● Daftar Tugas
1. Jawab pertanyaan berikut berdasarkan artikel tentang social commerce:
(a) Apa jabatan Bhima Yudhistira?
(b) Pemerintah negara mana yang disebut telah memisahkan media sosial TikTok dengan social commerce?
(c) Menurut Bhima, aturan soal algoritma seharusnya masuk ke lembaga mana?
2. Dalam artikel tentang social commerce, ubah paragraf yang diawali "Bhima menyoroti model algoritma" menjadi daftar singkat tanpa menghilangkan fakta utamanya.
3. Lanjutkan artikel tentang social commerce mulai dari kalimat terakhirnya.

● Cuplikan Halaman
Senin 18 Sep 2023 17:24 WIB

Cegah Pengaturan Algoritma, Pemerintah Diminta Pisahkan Media Sosial dan Social Commerce

Pemerintah harus memisahkan platform e-commerce dengan social commerce.

Rep: Muhammad Nursyamsi/ Red: Ahmad Fikri Noor
Ilustrasi social commerce.
Foto: Tiktok Shop
Ilustrasi social commerce.

REPUBLIKA.CO.ID, JAKARTA -- Direktur Center of Economic and Law Studies (Celios) Bhima Yudhistira mengatakan, perlu ada aturan yang jelas mengenai social commerce. Bhima menyampaikan, pemerintah harus memisahkan platform e-commerce dengan social commerce.

"Nanti judulnya tetap TikTok Shop juga tidak masalah tapi jangan dicampur dengan social media. Live sales boleh saja asal di platform e-commerce yang terpisah," ujar Bhima saat dihubungi Republika di Jakarta, Senin (18/9/2023).

Baca Juga

Bhima menilai hal ini telah diterapkan Pemerintah Inggris yang memisahkan media sosial TikTok dengan social commerce. Bhima menyampaikan, afiliasi TikTok dengan perusahaan terutama importir asal China bisa memicu persaingan usaha yang tidak sehat. 

Bhima menyoroti model algoritma pengguna media sosial yang bisa diarahkan untuk membeli barang dari penjual yang terafiliasi dengan TikTok, kemudian diberi diskon besar-besaran. Menurut Bhima, pemerintah seharusnya mengatur model algoritma TikTok agar menciptakan keseimbangan persaingan usaha. 

"Akhirnya UMKM kecil tidak mungkin bersaing dengan penjual besar. (Soal algoritma) harusnya masuk ke Kemenkominfo aturan itu," ucap Bhima.

● Data Terkumpul
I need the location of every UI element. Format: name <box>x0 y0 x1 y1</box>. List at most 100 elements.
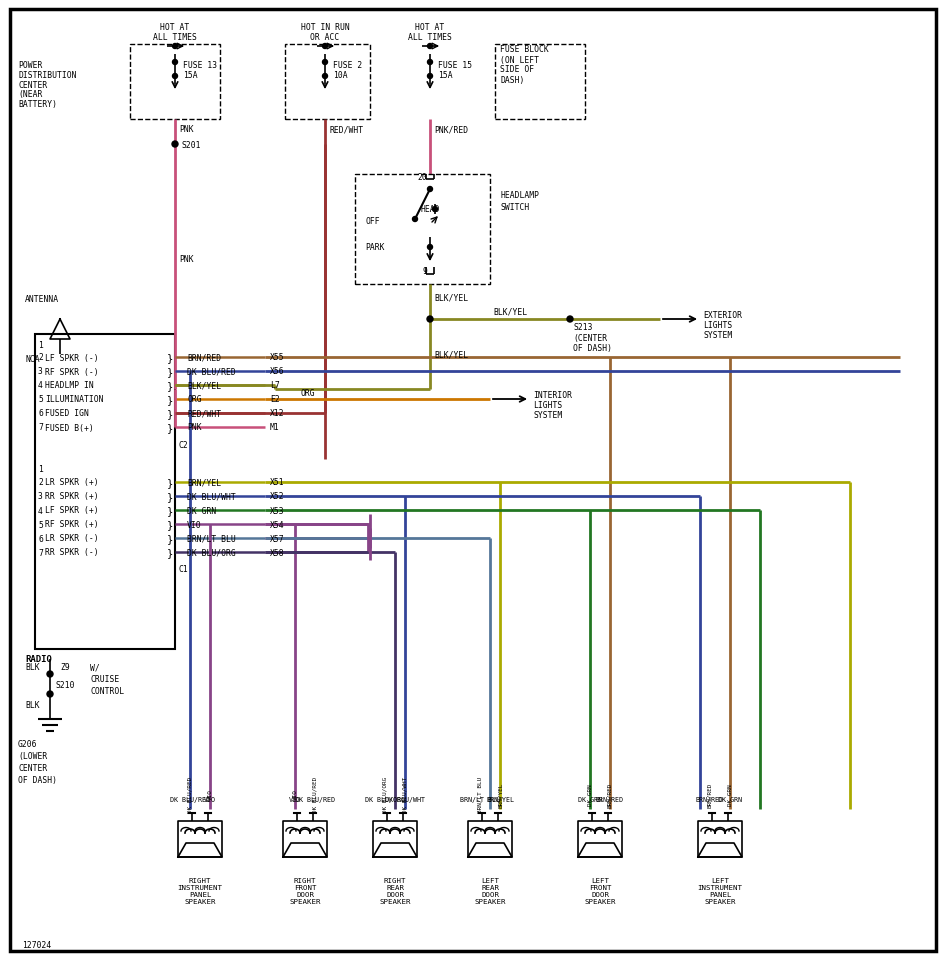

● Daftar Jawaban
1.
(a) Direktur Center of Economic and Law Studies (Celios).
(b) Inggris.
(c) Kemenkominfo.

2.
- Algoritma pengguna media sosial bisa diarahkan untuk membeli barang dari penjual yang terafiliasi dengan TikTok.
- Pembeli kemudian diberi diskon besar-besaran.
- Menurut Bhima, pemerintah seharusnya mengatur model algoritma TikTok agar persaingan usaha seimbang.

3.
Bhima menyarankan sejumlah hal yang harus dilakukan pemerintah. Pertama, mengatur Country of Origin (COI) barang yang diperjualbelikan di e-commerce, terutama cross border. Sehingga, ada data jelas berapa porsi impornya. Bhima menilai, selama ini banyak platform mengaku memberi kesempatan pada UMKM namun sebatas menjadi reseller barang impor dan bukan sebagai produsen. 

"Kedua, integrasi seluruh data e-commerce dengan bea cukai dan perizinan impor di Kemendag," lanjut Bhima.

Bhima menyebut ketidakakuratan data masih jadi masalah sehingga kebijakan tidak terintegrasi antarkementerian dan lembaga. Bhima menyebut sinkronisasi data dapat mendeteksi produk yang masuk sebelum dipasarkan di platform. 

"Ketiga, pemisahan antara media sosial dan e-commerce wajib dilakukan sebagai langkah pengawasan yang lebih mudah," kata Bhima.

Bhima mengatakan, pemerintah juga harus mengatur diskon, promosi yang mengarah pada predatory pricing harus dalam revisi Permendag. Selain itu, Bhima juga mendorong adanya pemberlakuan hambatan nontarif seperti SNI, sertifikat halal, dan berbagai hambatan lain untuk membatasi produk impor di e-commerce.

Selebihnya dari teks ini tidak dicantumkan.